++++ Extrait ++++

Que trouvons-nous en effet au fond de ces tentatives ? Une association pour la guerre, jamais une association pour la paix. Le pacte fédéral de la ligue lombarde se dissout chaque fois que le danger s’éloigne, et chacune des cités qui l’a scellé bravement de son sang reprend aussitôt son indépendance absolue avec le droit funeste de se consumer dans des révolutions intestines. Les différens états italiens qui, en 1454, 1471 et 1484, tentèrent de mettre un terme à leurs querelles séculaires pour résister à l’étranger, convinrent d’une ligue dont l’intention principale consistait à lever une armée à frais communs et à choisir d’un commun accord un condottiere pour la commander. C’était là une bonne pensée qui aurait pu garantir au moins l’indépendance de l’Italie en opposant une barrière suffisante aux invasions françaises et espagnoles ; mais dans cette ligue militaire rien de fixe ne fut stipulé pour opérer le rapprochement des lois, des institutions et des mœurs sous la main d’un pouvoir central. Encore même cette armée fédérale ne put-elle parvenir à s’organiser ni à fonctionner régulièrement.

++++ Extrait de données ++++

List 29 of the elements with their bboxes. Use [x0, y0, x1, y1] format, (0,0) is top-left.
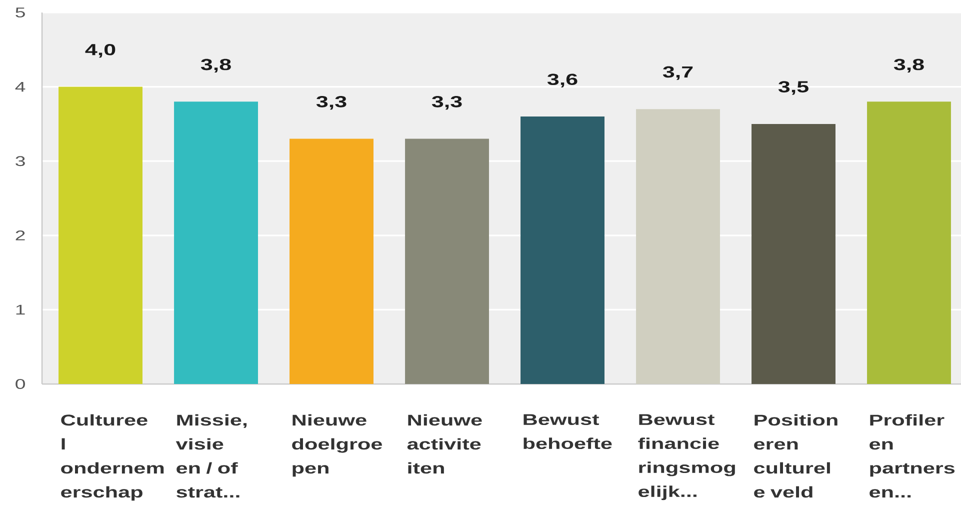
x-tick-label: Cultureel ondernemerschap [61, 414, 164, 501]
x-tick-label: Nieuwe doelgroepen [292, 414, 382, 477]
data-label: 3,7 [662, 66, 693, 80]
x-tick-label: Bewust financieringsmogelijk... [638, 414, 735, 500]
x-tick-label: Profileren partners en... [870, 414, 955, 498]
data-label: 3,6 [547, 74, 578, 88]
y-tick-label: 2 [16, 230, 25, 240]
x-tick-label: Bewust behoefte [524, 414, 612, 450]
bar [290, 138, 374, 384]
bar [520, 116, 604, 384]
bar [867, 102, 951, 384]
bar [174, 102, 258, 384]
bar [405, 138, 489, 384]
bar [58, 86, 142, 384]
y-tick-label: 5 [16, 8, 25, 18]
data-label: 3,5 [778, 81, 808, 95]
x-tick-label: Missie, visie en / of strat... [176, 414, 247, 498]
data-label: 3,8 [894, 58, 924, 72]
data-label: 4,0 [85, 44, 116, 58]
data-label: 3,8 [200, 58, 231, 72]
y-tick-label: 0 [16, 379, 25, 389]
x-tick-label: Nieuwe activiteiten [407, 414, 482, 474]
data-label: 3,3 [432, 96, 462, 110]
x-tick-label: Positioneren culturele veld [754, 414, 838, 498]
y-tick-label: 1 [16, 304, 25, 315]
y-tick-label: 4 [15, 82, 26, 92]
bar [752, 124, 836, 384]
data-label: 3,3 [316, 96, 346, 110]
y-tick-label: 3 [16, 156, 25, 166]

++++
++++ Extrait de données ++++

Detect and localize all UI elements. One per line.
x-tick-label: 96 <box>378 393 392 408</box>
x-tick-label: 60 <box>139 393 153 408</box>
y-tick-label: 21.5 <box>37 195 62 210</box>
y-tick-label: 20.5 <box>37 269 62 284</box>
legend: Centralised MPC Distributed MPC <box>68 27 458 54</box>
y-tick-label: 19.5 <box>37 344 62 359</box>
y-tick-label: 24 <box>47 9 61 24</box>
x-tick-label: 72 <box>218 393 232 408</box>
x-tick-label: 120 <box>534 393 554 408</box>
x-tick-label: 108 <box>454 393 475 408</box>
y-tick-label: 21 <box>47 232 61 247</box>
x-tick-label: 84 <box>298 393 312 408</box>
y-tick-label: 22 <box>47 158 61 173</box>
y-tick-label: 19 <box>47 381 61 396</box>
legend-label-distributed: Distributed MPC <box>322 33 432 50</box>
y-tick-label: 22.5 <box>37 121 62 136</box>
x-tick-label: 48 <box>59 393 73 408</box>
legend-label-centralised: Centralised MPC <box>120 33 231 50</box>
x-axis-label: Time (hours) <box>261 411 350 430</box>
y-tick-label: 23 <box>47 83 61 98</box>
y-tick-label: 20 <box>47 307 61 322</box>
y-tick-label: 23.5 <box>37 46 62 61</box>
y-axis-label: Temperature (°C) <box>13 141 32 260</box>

++++

* [Objectif du travail]: Restituez mot pour mot l'intégralité du passage consacré aux ligues italiennes.

* [Réponse rédigée]:
Que trouvons-nous en effet au fond de ces tentatives ? Une association pour la guerre, jamais une association pour la paix. Le pacte fédéral de la ligue lombarde se dissout chaque fois que le danger s’éloigne, et chacune des cités qui l’a scellé bravement de son sang reprend aussitôt son indépendance absolue avec le droit funeste de se consumer dans des révolutions intestines. Les différens états italiens qui, en 1454, 1471 et 1484, tentèrent de mettre un terme à leurs querelles séculaires pour résister à l’étranger, convinrent d’une ligue dont l’intention principale consistait à lever une armée à frais communs et à choisir d’un commun accord un condottiere pour la commander. C’était là une bonne pensée qui aurait pu garantir au moins l’indépendance de l’Italie en opposant une barrière suffisante aux invasions françaises et espagnoles ; mais dans cette ligue militaire rien de fixe ne fut stipulé pour opérer le rapprochement des lois, des institutions et des mœurs sous la main d’un pouvoir central. Encore même cette armée fédérale ne put-elle parvenir à s’organiser ni à fonctionner régulièrement.